**INPUT FOR THIS TASK**

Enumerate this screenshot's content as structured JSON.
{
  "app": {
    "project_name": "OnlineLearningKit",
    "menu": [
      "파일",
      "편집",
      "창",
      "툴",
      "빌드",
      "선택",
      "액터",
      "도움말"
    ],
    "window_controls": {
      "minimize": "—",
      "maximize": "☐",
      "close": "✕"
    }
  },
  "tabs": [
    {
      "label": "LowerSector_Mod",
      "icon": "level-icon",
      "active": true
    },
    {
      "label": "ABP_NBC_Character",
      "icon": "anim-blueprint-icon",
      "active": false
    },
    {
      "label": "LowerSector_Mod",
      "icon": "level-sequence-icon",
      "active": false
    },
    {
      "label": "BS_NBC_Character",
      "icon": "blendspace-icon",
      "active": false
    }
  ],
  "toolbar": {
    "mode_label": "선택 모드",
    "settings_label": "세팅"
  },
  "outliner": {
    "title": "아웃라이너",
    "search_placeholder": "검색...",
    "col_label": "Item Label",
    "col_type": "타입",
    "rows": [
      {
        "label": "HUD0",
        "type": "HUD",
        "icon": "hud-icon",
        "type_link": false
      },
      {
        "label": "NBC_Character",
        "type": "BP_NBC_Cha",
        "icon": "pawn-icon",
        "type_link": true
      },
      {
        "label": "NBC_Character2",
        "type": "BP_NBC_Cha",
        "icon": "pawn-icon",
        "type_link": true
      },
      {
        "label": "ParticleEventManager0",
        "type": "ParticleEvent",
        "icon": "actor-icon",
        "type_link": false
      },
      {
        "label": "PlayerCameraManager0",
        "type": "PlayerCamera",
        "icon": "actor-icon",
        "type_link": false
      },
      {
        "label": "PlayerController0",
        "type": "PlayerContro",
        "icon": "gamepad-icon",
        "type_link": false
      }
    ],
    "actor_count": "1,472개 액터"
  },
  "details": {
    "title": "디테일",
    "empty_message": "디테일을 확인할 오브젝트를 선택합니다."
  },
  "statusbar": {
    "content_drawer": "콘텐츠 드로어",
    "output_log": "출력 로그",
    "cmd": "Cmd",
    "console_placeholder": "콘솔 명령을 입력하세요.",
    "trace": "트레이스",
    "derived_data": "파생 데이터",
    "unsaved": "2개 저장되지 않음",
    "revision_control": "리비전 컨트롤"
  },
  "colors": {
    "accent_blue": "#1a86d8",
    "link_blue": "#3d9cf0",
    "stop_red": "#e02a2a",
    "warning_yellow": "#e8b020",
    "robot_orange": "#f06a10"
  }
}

**WHAT TO WORK ON**
Copy out the whole listing exactly; please set it all down.

**FINISHED EXERCISE**
Enumerate this screenshot's content as structured JSON.
{
  "app": {
    "project_name": "OnlineLearningKit",
    "menu": [
      "파일",
      "편집",
      "창",
      "툴",
      "빌드",
      "선택",
      "액터",
      "도움말"
    ],
    "window_controls": {
      "minimize": "—",
      "maximize": "☐",
      "close": "✕"
    }
  },
  "tabs": [
    {
      "label": "LowerSector_Mod",
      "icon": "level-icon",
      "active": true
    },
    {
      "label": "ABP_NBC_Character",
      "icon": "anim-blueprint-icon",
      "active": false
    },
    {
      "label": "LowerSector_Mod",
      "icon": "level-sequence-icon",
      "active": false
    },
    {
      "label": "BS_NBC_Character",
      "icon": "blendspace-icon",
      "active": false
    }
  ],
  "toolbar": {
    "mode_label": "선택 모드",
    "settings_label": "세팅"
  },
  "outliner": {
    "title": "아웃라이너",
    "search_placeholder": "검색...",
    "col_label": "Item Label",
    "col_type": "타입",
    "rows": [
      {
        "label": "HUD0",
        "type": "HUD",
        "icon": "hud-icon",
        "type_link": false
      },
      {
        "label": "NBC_Character",
        "type": "BP_NBC_Cha",
        "icon": "pawn-icon",
        "type_link": true
      },
      {
        "label": "NBC_Character2",
        "type": "BP_NBC_Cha",
        "icon": "pawn-icon",
        "type_link": true
      },
      {
        "label": "ParticleEventManager0",
        "type": "ParticleEvent",
        "icon": "actor-icon",
        "type_link": false
      },
      {
        "label": "PlayerCameraManager0",
        "type": "PlayerCamera",
        "icon": "actor-icon",
        "type_link": false
      },
      {
        "label": "PlayerController0",
        "type": "PlayerContro",
        "icon": "gamepad-icon",
        "type_link": false
      }
    ],
    "actor_count": "1,472개 액터"
  },
  "details": {
    "title": "디테일",
    "empty_message": "디테일을 확인할 오브젝트를 선택합니다."
  },
  "statusbar": {
    "content_drawer": "콘텐츠 드로어",
    "output_log": "출력 로그",
    "cmd": "Cmd",
    "console_placeholder": "콘솔 명령을 입력하세요.",
    "trace": "트레이스",
    "derived_data": "파생 데이터",
    "unsaved": "2개 저장되지 않음",
    "revision_control": "리비전 컨트롤"
  },
  "colors": {
    "accent_blue": "#1a86d8",
    "link_blue": "#3d9cf0",
    "stop_red": "#e02a2a",
    "warning_yellow": "#e8b020",
    "robot_orange": "#f06a10"
  }
}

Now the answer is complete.